PROVIDED INFORMATION:
◇ ◇ ◇ ◇
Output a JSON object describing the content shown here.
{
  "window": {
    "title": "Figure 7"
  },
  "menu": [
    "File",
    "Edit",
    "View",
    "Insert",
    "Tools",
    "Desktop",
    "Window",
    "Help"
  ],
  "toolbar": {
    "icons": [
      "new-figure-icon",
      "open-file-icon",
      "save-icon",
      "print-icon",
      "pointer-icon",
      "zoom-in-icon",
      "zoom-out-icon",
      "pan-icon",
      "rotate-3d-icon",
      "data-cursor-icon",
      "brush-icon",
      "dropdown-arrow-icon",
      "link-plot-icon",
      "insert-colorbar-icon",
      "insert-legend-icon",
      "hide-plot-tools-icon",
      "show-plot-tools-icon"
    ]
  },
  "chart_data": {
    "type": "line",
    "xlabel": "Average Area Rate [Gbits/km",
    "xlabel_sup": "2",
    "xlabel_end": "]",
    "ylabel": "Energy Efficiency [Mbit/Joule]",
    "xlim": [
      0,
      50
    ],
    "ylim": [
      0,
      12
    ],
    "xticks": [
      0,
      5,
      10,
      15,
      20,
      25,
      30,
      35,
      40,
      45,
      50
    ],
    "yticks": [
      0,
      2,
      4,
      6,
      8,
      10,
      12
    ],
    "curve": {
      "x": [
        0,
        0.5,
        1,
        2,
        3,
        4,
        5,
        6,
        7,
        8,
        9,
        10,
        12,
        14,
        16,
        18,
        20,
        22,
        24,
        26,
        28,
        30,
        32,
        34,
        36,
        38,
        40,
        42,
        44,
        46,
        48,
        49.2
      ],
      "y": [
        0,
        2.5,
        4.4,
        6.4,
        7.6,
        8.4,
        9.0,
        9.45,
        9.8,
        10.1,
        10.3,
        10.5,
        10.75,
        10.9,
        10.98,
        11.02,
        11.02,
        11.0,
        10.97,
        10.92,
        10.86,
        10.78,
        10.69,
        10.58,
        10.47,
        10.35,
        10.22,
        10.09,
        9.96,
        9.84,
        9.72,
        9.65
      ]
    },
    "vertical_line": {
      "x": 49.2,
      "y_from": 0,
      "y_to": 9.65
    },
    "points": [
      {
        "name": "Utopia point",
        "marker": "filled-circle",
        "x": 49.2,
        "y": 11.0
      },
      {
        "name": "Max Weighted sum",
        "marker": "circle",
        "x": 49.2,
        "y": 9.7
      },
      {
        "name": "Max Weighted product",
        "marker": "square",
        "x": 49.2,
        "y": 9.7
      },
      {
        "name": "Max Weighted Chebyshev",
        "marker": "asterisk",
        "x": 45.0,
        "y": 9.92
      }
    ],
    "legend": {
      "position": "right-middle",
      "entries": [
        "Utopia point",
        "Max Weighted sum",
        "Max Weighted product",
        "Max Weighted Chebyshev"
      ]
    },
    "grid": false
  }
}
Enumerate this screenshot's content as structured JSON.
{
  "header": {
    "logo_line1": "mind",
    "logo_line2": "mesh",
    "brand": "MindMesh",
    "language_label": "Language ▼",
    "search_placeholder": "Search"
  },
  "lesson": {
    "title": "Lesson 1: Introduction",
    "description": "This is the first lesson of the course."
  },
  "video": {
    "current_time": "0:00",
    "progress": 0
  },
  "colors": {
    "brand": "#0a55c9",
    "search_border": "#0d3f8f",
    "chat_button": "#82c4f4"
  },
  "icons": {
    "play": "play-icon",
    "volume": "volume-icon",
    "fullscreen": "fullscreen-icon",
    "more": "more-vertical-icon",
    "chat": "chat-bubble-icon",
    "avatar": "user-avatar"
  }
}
◇ ◇ ◇ ◇
YOUR OBJECTIVE: Please set down each line of the records exactly as given.

FINISHED ANSWER:
Output a JSON object describing the content shown here.
{
  "window": {
    "title": "Figure 7"
  },
  "menu": [
    "File",
    "Edit",
    "View",
    "Insert",
    "Tools",
    "Desktop",
    "Window",
    "Help"
  ],
  "toolbar": {
    "icons": [
      "new-figure-icon",
      "open-file-icon",
      "save-icon",
      "print-icon",
      "pointer-icon",
      "zoom-in-icon",
      "zoom-out-icon",
      "pan-icon",
      "rotate-3d-icon",
      "data-cursor-icon",
      "brush-icon",
      "dropdown-arrow-icon",
      "link-plot-icon",
      "insert-colorbar-icon",
      "insert-legend-icon",
      "hide-plot-tools-icon",
      "show-plot-tools-icon"
    ]
  },
  "chart_data": {
    "type": "line",
    "xlabel": "Average Area Rate [Gbits/km",
    "xlabel_sup": "2",
    "xlabel_end": "]",
    "ylabel": "Energy Efficiency [Mbit/Joule]",
    "xlim": [
      0,
      50
    ],
    "ylim": [
      0,
      12
    ],
    "xticks": [
      0,
      5,
      10,
      15,
      20,
      25,
      30,
      35,
      40,
      45,
      50
    ],
    "yticks": [
      0,
      2,
      4,
      6,
      8,
      10,
      12
    ],
    "curve": {
      "x": [
        0,
        0.5,
        1,
        2,
        3,
        4,
        5,
        6,
        7,
        8,
        9,
        10,
        12,
        14,
        16,
        18,
        20,
        22,
        24,
        26,
        28,
        30,
        32,
        34,
        36,
        38,
        40,
        42,
        44,
        46,
        48,
        49.2
      ],
      "y": [
        0,
        2.5,
        4.4,
        6.4,
        7.6,
        8.4,
        9.0,
        9.45,
        9.8,
        10.1,
        10.3,
        10.5,
        10.75,
        10.9,
        10.98,
        11.02,
        11.02,
        11.0,
        10.97,
        10.92,
        10.86,
        10.78,
        10.69,
        10.58,
        10.47,
        10.35,
        10.22,
        10.09,
        9.96,
        9.84,
        9.72,
        9.65
      ]
    },
    "vertical_line": {
      "x": 49.2,
      "y_from": 0,
      "y_to": 9.65
    },
    "points": [
      {
        "name": "Utopia point",
        "marker": "filled-circle",
        "x": 49.2,
        "y": 11.0
      },
      {
        "name": "Max Weighted sum",
        "marker": "circle",
        "x": 49.2,
        "y": 9.7
      },
      {
        "name": "Max Weighted product",
        "marker": "square",
        "x": 49.2,
        "y": 9.7
      },
      {
        "name": "Max Weighted Chebyshev",
        "marker": "asterisk",
        "x": 45.0,
        "y": 9.92
      }
    ],
    "legend": {
      "position": "right-middle",
      "entries": [
        "Utopia point",
        "Max Weighted sum",
        "Max Weighted product",
        "Max Weighted Chebyshev"
      ]
    },
    "grid": false
  }
}
Enumerate this screenshot's content as structured JSON.
{
  "header": {
    "logo_line1": "mind",
    "logo_line2": "mesh",
    "brand": "MindMesh",
    "language_label": "Language ▼",
    "search_placeholder": "Search"
  },
  "lesson": {
    "title": "Lesson 1: Introduction",
    "description": "This is the first lesson of the course."
  },
  "video": {
    "current_time": "0:00",
    "progress": 0
  },
  "colors": {
    "brand": "#0a55c9",
    "search_border": "#0d3f8f",
    "chat_button": "#82c4f4"
  },
  "icons": {
    "play": "play-icon",
    "volume": "volume-icon",
    "fullscreen": "fullscreen-icon",
    "more": "more-vertical-icon",
    "chat": "chat-bubble-icon",
    "avatar": "user-avatar"
  }
}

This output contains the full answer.